Given problem: Find every line with the word "можно". Copy those lines.

Listed records:
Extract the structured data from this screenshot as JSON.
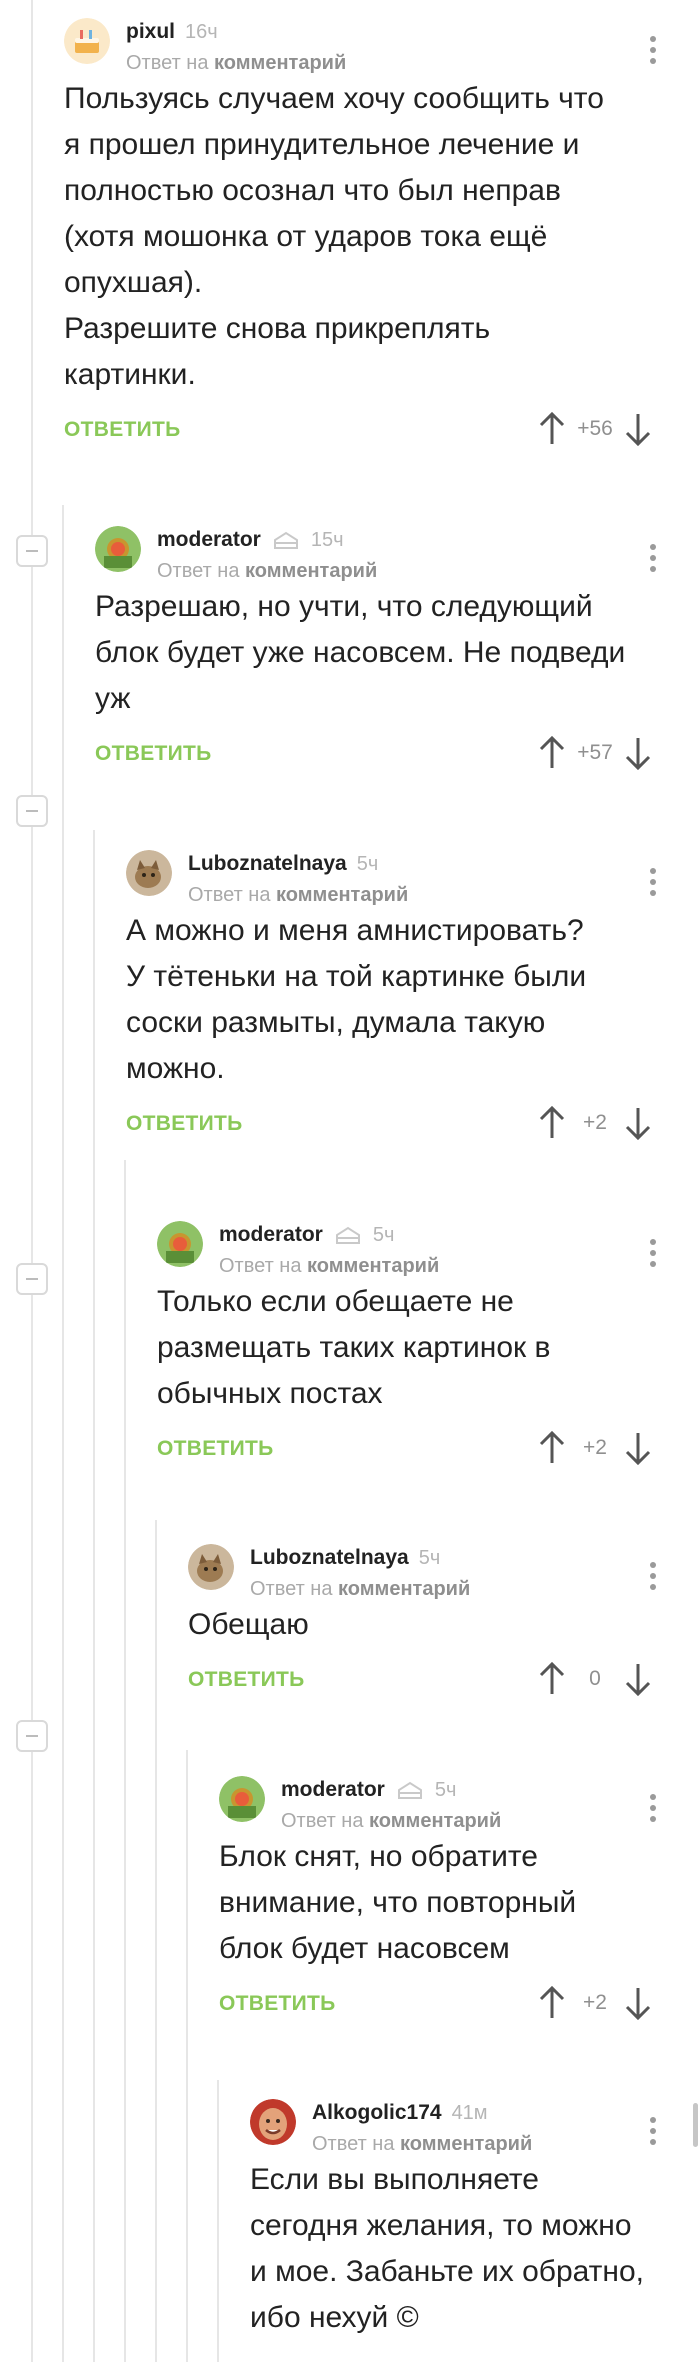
{
  "reply_label": "Ответ на",
  "reply_target": "комментарий",
  "action_reply": "ОТВЕТИТЬ",
  "colors": {
    "accent_green": "#8ac858",
    "thread_line": "#e6e6e6",
    "muted": "#a9a9a9"
  },
  "comments": [
    {
      "author": "pixul",
      "time": "16ч",
      "avatar": "cake-avatar",
      "text_lines": [
        "Пользуясь случаем хочу сообщить что",
        "я прошел принудительное лечение и",
        "полностью осознал что был неправ",
        "(хотя мошонка от ударов тока ещё",
        "опухшая).",
        "Разрешите снова прикреплять",
        "картинки."
      ],
      "rating": "+56"
    },
    {
      "author": "moderator",
      "time": "15ч",
      "avatar": "moderator-avatar",
      "text_lines": [
        "Разрешаю, но учти, что следующий",
        "блок будет уже насовсем. Не подведи",
        "уж"
      ],
      "rating": "+57"
    },
    {
      "author": "Luboznatelnaya",
      "time": "5ч",
      "avatar": "cat-avatar",
      "text_lines": [
        "А можно и меня амнистировать?",
        "У тётеньки на той картинке были",
        "соски размыты, думала такую",
        "можно."
      ],
      "rating": "+2"
    },
    {
      "author": "moderator",
      "time": "5ч",
      "avatar": "moderator-avatar",
      "text_lines": [
        "Только если обещаете не",
        "размещать таких картинок в",
        "обычных постах"
      ],
      "rating": "+2"
    },
    {
      "author": "Luboznatelnaya",
      "time": "5ч",
      "avatar": "cat-avatar",
      "text_lines": [
        "Обещаю"
      ],
      "rating": "0"
    },
    {
      "author": "moderator",
      "time": "5ч",
      "avatar": "moderator-avatar",
      "text_lines": [
        "Блок снят, но обратите",
        "внимание, что повторный",
        "блок будет насовсем"
      ],
      "rating": "+2"
    },
    {
      "author": "Alkogolic174",
      "time": "41м",
      "avatar": "face-avatar",
      "text_lines": [
        "Если вы выполняете",
        "сегодня желания, то можно",
        "и мое. Забаньте их обратно,",
        "ибо нехуй ©"
      ],
      "rating": ""
    }
  ]
}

Result below:
        "А можно и меня амнистировать?",
        "можно."
        "сегодня желания, то можно",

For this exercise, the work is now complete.